*ROWS:*
====================

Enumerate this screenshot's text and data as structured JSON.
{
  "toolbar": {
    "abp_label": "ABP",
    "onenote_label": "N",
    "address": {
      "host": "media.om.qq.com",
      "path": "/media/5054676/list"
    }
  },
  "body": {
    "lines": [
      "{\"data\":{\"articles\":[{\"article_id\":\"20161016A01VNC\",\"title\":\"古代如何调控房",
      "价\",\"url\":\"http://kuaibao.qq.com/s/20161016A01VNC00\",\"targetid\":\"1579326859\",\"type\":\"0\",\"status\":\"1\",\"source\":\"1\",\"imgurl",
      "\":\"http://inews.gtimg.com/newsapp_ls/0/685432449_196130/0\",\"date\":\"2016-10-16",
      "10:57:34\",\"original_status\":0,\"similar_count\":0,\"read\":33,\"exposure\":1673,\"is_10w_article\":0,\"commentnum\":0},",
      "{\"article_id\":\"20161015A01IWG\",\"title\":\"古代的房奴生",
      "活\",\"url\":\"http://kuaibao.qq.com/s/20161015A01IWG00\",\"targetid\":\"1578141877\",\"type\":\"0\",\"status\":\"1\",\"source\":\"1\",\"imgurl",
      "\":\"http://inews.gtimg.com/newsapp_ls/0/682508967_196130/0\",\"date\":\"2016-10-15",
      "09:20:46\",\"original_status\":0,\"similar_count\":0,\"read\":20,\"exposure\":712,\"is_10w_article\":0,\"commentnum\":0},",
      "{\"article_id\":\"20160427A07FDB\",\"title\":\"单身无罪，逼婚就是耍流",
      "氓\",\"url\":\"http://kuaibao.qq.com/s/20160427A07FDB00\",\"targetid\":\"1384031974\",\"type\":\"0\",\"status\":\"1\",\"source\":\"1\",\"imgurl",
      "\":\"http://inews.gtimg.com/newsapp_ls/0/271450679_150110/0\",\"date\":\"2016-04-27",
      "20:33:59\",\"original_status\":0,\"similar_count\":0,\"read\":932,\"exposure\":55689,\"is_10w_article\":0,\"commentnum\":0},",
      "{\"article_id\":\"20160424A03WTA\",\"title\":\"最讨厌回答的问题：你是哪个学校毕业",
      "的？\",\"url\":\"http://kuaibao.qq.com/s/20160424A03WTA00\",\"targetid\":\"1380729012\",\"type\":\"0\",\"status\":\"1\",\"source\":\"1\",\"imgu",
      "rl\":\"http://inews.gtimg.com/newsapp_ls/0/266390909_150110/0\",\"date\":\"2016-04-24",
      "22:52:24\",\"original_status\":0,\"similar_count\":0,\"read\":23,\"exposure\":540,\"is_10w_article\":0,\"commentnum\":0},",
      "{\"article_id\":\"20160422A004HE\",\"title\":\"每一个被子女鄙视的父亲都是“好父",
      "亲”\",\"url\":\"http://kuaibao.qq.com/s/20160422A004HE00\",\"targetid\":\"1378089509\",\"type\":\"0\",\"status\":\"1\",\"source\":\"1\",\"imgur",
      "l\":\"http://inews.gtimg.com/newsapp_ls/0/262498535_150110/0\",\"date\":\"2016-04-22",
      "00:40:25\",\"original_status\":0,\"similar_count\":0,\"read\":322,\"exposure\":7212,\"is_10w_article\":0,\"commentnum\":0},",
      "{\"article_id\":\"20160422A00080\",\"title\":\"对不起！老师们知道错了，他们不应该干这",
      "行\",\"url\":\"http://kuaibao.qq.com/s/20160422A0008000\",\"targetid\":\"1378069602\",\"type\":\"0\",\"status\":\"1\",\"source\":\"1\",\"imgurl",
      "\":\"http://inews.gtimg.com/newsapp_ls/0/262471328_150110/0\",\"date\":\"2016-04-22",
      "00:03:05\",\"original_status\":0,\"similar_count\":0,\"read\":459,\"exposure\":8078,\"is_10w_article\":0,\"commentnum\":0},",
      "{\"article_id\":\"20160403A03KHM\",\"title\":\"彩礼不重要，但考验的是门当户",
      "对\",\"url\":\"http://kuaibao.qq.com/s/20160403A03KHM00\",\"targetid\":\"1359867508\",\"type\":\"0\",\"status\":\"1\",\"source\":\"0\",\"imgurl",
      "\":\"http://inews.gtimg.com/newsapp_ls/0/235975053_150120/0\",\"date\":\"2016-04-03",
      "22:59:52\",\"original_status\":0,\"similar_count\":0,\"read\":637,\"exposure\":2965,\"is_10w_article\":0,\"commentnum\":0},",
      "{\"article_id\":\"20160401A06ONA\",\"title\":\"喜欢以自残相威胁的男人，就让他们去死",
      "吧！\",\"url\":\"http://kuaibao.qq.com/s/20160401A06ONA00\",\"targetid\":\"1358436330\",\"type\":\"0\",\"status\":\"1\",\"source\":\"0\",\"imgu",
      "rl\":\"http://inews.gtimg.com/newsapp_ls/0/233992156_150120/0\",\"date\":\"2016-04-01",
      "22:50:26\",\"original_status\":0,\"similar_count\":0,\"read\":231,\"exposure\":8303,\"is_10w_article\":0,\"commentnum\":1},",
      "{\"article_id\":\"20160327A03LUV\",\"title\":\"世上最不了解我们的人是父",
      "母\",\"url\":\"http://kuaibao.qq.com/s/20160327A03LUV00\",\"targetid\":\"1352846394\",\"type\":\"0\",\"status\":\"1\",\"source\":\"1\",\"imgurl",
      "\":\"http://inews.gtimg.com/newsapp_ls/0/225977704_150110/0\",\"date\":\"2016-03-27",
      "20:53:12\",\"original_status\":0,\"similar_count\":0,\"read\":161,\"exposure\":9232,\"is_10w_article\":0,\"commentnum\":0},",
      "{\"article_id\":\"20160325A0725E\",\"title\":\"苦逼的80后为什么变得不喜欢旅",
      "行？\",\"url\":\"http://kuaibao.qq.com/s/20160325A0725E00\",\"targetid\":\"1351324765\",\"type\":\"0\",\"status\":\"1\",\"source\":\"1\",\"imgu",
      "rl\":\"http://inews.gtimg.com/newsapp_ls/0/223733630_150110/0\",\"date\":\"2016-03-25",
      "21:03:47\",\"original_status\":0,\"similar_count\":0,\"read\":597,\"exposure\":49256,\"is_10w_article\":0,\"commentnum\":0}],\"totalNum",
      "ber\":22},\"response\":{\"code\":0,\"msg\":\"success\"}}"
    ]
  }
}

====================

*THE TASK:*
Copy out each line exactly as written.

*SOLVED EXERCISE:*
Enumerate this screenshot's text and data as structured JSON.
{
  "toolbar": {
    "abp_label": "ABP",
    "onenote_label": "N",
    "address": {
      "host": "media.om.qq.com",
      "path": "/media/5054676/list"
    }
  },
  "body": {
    "lines": [
      "{\"data\":{\"articles\":[{\"article_id\":\"20161016A01VNC\",\"title\":\"古代如何调控房",
      "价\",\"url\":\"http://kuaibao.qq.com/s/20161016A01VNC00\",\"targetid\":\"1579326859\",\"type\":\"0\",\"status\":\"1\",\"source\":\"1\",\"imgurl",
      "\":\"http://inews.gtimg.com/newsapp_ls/0/685432449_196130/0\",\"date\":\"2016-10-16",
      "10:57:34\",\"original_status\":0,\"similar_count\":0,\"read\":33,\"exposure\":1673,\"is_10w_article\":0,\"commentnum\":0},",
      "{\"article_id\":\"20161015A01IWG\",\"title\":\"古代的房奴生",
      "活\",\"url\":\"http://kuaibao.qq.com/s/20161015A01IWG00\",\"targetid\":\"1578141877\",\"type\":\"0\",\"status\":\"1\",\"source\":\"1\",\"imgurl",
      "\":\"http://inews.gtimg.com/newsapp_ls/0/682508967_196130/0\",\"date\":\"2016-10-15",
      "09:20:46\",\"original_status\":0,\"similar_count\":0,\"read\":20,\"exposure\":712,\"is_10w_article\":0,\"commentnum\":0},",
      "{\"article_id\":\"20160427A07FDB\",\"title\":\"单身无罪，逼婚就是耍流",
      "氓\",\"url\":\"http://kuaibao.qq.com/s/20160427A07FDB00\",\"targetid\":\"1384031974\",\"type\":\"0\",\"status\":\"1\",\"source\":\"1\",\"imgurl",
      "\":\"http://inews.gtimg.com/newsapp_ls/0/271450679_150110/0\",\"date\":\"2016-04-27",
      "20:33:59\",\"original_status\":0,\"similar_count\":0,\"read\":932,\"exposure\":55689,\"is_10w_article\":0,\"commentnum\":0},",
      "{\"article_id\":\"20160424A03WTA\",\"title\":\"最讨厌回答的问题：你是哪个学校毕业",
      "的？\",\"url\":\"http://kuaibao.qq.com/s/20160424A03WTA00\",\"targetid\":\"1380729012\",\"type\":\"0\",\"status\":\"1\",\"source\":\"1\",\"imgu",
      "rl\":\"http://inews.gtimg.com/newsapp_ls/0/266390909_150110/0\",\"date\":\"2016-04-24",
      "22:52:24\",\"original_status\":0,\"similar_count\":0,\"read\":23,\"exposure\":540,\"is_10w_article\":0,\"commentnum\":0},",
      "{\"article_id\":\"20160422A004HE\",\"title\":\"每一个被子女鄙视的父亲都是“好父",
      "亲”\",\"url\":\"http://kuaibao.qq.com/s/20160422A004HE00\",\"targetid\":\"1378089509\",\"type\":\"0\",\"status\":\"1\",\"source\":\"1\",\"imgur",
      "l\":\"http://inews.gtimg.com/newsapp_ls/0/262498535_150110/0\",\"date\":\"2016-04-22",
      "00:40:25\",\"original_status\":0,\"similar_count\":0,\"read\":322,\"exposure\":7212,\"is_10w_article\":0,\"commentnum\":0},",
      "{\"article_id\":\"20160422A00080\",\"title\":\"对不起！老师们知道错了，他们不应该干这",
      "行\",\"url\":\"http://kuaibao.qq.com/s/20160422A0008000\",\"targetid\":\"1378069602\",\"type\":\"0\",\"status\":\"1\",\"source\":\"1\",\"imgurl",
      "\":\"http://inews.gtimg.com/newsapp_ls/0/262471328_150110/0\",\"date\":\"2016-04-22",
      "00:03:05\",\"original_status\":0,\"similar_count\":0,\"read\":459,\"exposure\":8078,\"is_10w_article\":0,\"commentnum\":0},",
      "{\"article_id\":\"20160403A03KHM\",\"title\":\"彩礼不重要，但考验的是门当户",
      "对\",\"url\":\"http://kuaibao.qq.com/s/20160403A03KHM00\",\"targetid\":\"1359867508\",\"type\":\"0\",\"status\":\"1\",\"source\":\"0\",\"imgurl",
      "\":\"http://inews.gtimg.com/newsapp_ls/0/235975053_150120/0\",\"date\":\"2016-04-03",
      "22:59:52\",\"original_status\":0,\"similar_count\":0,\"read\":637,\"exposure\":2965,\"is_10w_article\":0,\"commentnum\":0},",
      "{\"article_id\":\"20160401A06ONA\",\"title\":\"喜欢以自残相威胁的男人，就让他们去死",
      "吧！\",\"url\":\"http://kuaibao.qq.com/s/20160401A06ONA00\",\"targetid\":\"1358436330\",\"type\":\"0\",\"status\":\"1\",\"source\":\"0\",\"imgu",
      "rl\":\"http://inews.gtimg.com/newsapp_ls/0/233992156_150120/0\",\"date\":\"2016-04-01",
      "22:50:26\",\"original_status\":0,\"similar_count\":0,\"read\":231,\"exposure\":8303,\"is_10w_article\":0,\"commentnum\":1},",
      "{\"article_id\":\"20160327A03LUV\",\"title\":\"世上最不了解我们的人是父",
      "母\",\"url\":\"http://kuaibao.qq.com/s/20160327A03LUV00\",\"targetid\":\"1352846394\",\"type\":\"0\",\"status\":\"1\",\"source\":\"1\",\"imgurl",
      "\":\"http://inews.gtimg.com/newsapp_ls/0/225977704_150110/0\",\"date\":\"2016-03-27",
      "20:53:12\",\"original_status\":0,\"similar_count\":0,\"read\":161,\"exposure\":9232,\"is_10w_article\":0,\"commentnum\":0},",
      "{\"article_id\":\"20160325A0725E\",\"title\":\"苦逼的80后为什么变得不喜欢旅",
      "行？\",\"url\":\"http://kuaibao.qq.com/s/20160325A0725E00\",\"targetid\":\"1351324765\",\"type\":\"0\",\"status\":\"1\",\"source\":\"1\",\"imgu",
      "rl\":\"http://inews.gtimg.com/newsapp_ls/0/223733630_150110/0\",\"date\":\"2016-03-25",
      "21:03:47\",\"original_status\":0,\"similar_count\":0,\"read\":597,\"exposure\":49256,\"is_10w_article\":0,\"commentnum\":0}],\"totalNum",
      "ber\":22},\"response\":{\"code\":0,\"msg\":\"success\"}}"
    ]
  }
}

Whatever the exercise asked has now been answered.